* _Short exercise_: Output the data below in full, character for character.

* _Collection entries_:

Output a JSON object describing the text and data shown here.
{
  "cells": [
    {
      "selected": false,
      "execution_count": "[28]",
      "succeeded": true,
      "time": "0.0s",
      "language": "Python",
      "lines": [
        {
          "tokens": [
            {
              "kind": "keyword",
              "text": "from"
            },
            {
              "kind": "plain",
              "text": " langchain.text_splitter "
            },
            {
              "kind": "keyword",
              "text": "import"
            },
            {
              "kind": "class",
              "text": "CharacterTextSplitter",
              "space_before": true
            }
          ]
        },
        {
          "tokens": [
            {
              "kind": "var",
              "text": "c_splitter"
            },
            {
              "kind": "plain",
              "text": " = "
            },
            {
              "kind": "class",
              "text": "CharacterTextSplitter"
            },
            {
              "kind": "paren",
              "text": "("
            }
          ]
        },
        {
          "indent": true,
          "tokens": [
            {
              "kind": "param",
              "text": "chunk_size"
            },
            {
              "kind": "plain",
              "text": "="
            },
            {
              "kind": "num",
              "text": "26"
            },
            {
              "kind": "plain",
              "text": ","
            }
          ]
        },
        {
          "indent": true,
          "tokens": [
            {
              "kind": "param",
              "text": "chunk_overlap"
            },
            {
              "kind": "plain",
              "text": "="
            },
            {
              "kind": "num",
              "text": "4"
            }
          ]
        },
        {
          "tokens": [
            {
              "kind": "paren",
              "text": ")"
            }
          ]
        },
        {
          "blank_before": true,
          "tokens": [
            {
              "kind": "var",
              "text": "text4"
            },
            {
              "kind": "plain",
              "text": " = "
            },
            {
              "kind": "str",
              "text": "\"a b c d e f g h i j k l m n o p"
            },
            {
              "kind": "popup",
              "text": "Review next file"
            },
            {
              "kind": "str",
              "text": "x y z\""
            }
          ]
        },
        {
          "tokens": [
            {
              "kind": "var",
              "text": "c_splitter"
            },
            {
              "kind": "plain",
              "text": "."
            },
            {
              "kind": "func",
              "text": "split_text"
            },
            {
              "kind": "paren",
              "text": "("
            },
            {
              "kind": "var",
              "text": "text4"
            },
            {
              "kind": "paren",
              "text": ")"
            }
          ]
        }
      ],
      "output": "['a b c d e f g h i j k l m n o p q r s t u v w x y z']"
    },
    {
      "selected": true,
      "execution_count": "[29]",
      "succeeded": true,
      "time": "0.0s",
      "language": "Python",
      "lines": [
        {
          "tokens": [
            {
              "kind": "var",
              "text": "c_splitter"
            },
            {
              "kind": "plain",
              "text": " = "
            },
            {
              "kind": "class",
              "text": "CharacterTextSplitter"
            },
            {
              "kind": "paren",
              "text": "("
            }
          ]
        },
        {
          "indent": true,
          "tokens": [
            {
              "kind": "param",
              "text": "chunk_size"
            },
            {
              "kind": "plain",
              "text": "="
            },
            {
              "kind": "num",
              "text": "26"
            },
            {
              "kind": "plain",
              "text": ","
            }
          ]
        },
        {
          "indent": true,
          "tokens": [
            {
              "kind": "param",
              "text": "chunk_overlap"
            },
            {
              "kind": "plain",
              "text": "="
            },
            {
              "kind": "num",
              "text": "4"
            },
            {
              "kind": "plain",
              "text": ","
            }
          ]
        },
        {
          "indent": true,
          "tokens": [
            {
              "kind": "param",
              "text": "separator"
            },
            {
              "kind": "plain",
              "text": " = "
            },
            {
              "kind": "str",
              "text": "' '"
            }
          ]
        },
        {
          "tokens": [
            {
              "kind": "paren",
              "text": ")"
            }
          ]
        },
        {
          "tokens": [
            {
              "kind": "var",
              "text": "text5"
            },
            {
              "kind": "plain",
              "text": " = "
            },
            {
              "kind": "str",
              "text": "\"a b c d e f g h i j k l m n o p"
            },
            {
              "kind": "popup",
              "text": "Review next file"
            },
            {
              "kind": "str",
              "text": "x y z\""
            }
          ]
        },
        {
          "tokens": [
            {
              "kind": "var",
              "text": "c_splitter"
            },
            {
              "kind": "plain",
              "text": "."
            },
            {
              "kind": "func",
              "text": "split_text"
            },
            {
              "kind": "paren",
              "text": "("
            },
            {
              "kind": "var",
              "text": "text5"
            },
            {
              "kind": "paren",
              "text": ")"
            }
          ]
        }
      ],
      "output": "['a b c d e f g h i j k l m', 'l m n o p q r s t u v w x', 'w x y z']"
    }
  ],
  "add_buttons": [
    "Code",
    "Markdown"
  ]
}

* _Expected answer_:
Output a JSON object describing the text and data shown here.
{
  "cells": [
    {
      "selected": false,
      "execution_count": "[28]",
      "succeeded": true,
      "time": "0.0s",
      "language": "Python",
      "lines": [
        {
          "tokens": [
            {
              "kind": "keyword",
              "text": "from"
            },
            {
              "kind": "plain",
              "text": " langchain.text_splitter "
            },
            {
              "kind": "keyword",
              "text": "import"
            },
            {
              "kind": "class",
              "text": "CharacterTextSplitter",
              "space_before": true
            }
          ]
        },
        {
          "tokens": [
            {
              "kind": "var",
              "text": "c_splitter"
            },
            {
              "kind": "plain",
              "text": " = "
            },
            {
              "kind": "class",
              "text": "CharacterTextSplitter"
            },
            {
              "kind": "paren",
              "text": "("
            }
          ]
        },
        {
          "indent": true,
          "tokens": [
            {
              "kind": "param",
              "text": "chunk_size"
            },
            {
              "kind": "plain",
              "text": "="
            },
            {
              "kind": "num",
              "text": "26"
            },
            {
              "kind": "plain",
              "text": ","
            }
          ]
        },
        {
          "indent": true,
          "tokens": [
            {
              "kind": "param",
              "text": "chunk_overlap"
            },
            {
              "kind": "plain",
              "text": "="
            },
            {
              "kind": "num",
              "text": "4"
            }
          ]
        },
        {
          "tokens": [
            {
              "kind": "paren",
              "text": ")"
            }
          ]
        },
        {
          "blank_before": true,
          "tokens": [
            {
              "kind": "var",
              "text": "text4"
            },
            {
              "kind": "plain",
              "text": " = "
            },
            {
              "kind": "str",
              "text": "\"a b c d e f g h i j k l m n o p"
            },
            {
              "kind": "popup",
              "text": "Review next file"
            },
            {
              "kind": "str",
              "text": "x y z\""
            }
          ]
        },
        {
          "tokens": [
            {
              "kind": "var",
              "text": "c_splitter"
            },
            {
              "kind": "plain",
              "text": "."
            },
            {
              "kind": "func",
              "text": "split_text"
            },
            {
              "kind": "paren",
              "text": "("
            },
            {
              "kind": "var",
              "text": "text4"
            },
            {
              "kind": "paren",
              "text": ")"
            }
          ]
        }
      ],
      "output": "['a b c d e f g h i j k l m n o p q r s t u v w x y z']"
    },
    {
      "selected": true,
      "execution_count": "[29]",
      "succeeded": true,
      "time": "0.0s",
      "language": "Python",
      "lines": [
        {
          "tokens": [
            {
              "kind": "var",
              "text": "c_splitter"
            },
            {
              "kind": "plain",
              "text": " = "
            },
            {
              "kind": "class",
              "text": "CharacterTextSplitter"
            },
            {
              "kind": "paren",
              "text": "("
            }
          ]
        },
        {
          "indent": true,
          "tokens": [
            {
              "kind": "param",
              "text": "chunk_size"
            },
            {
              "kind": "plain",
              "text": "="
            },
            {
              "kind": "num",
              "text": "26"
            },
            {
              "kind": "plain",
              "text": ","
            }
          ]
        },
        {
          "indent": true,
          "tokens": [
            {
              "kind": "param",
              "text": "chunk_overlap"
            },
            {
              "kind": "plain",
              "text": "="
            },
            {
              "kind": "num",
              "text": "4"
            },
            {
              "kind": "plain",
              "text": ","
            }
          ]
        },
        {
          "indent": true,
          "tokens": [
            {
              "kind": "param",
              "text": "separator"
            },
            {
              "kind": "plain",
              "text": " = "
            },
            {
              "kind": "str",
              "text": "' '"
            }
          ]
        },
        {
          "tokens": [
            {
              "kind": "paren",
              "text": ")"
            }
          ]
        },
        {
          "tokens": [
            {
              "kind": "var",
              "text": "text5"
            },
            {
              "kind": "plain",
              "text": " = "
            },
            {
              "kind": "str",
              "text": "\"a b c d e f g h i j k l m n o p"
            },
            {
              "kind": "popup",
              "text": "Review next file"
            },
            {
              "kind": "str",
              "text": "x y z\""
            }
          ]
        },
        {
          "tokens": [
            {
              "kind": "var",
              "text": "c_splitter"
            },
            {
              "kind": "plain",
              "text": "."
            },
            {
              "kind": "func",
              "text": "split_text"
            },
            {
              "kind": "paren",
              "text": "("
            },
            {
              "kind": "var",
              "text": "text5"
            },
            {
              "kind": "paren",
              "text": ")"
            }
          ]
        }
      ],
      "output": "['a b c d e f g h i j k l m', 'l m n o p q r s t u v w x', 'w x y z']"
    }
  ],
  "add_buttons": [
    "Code",
    "Markdown"
  ]
}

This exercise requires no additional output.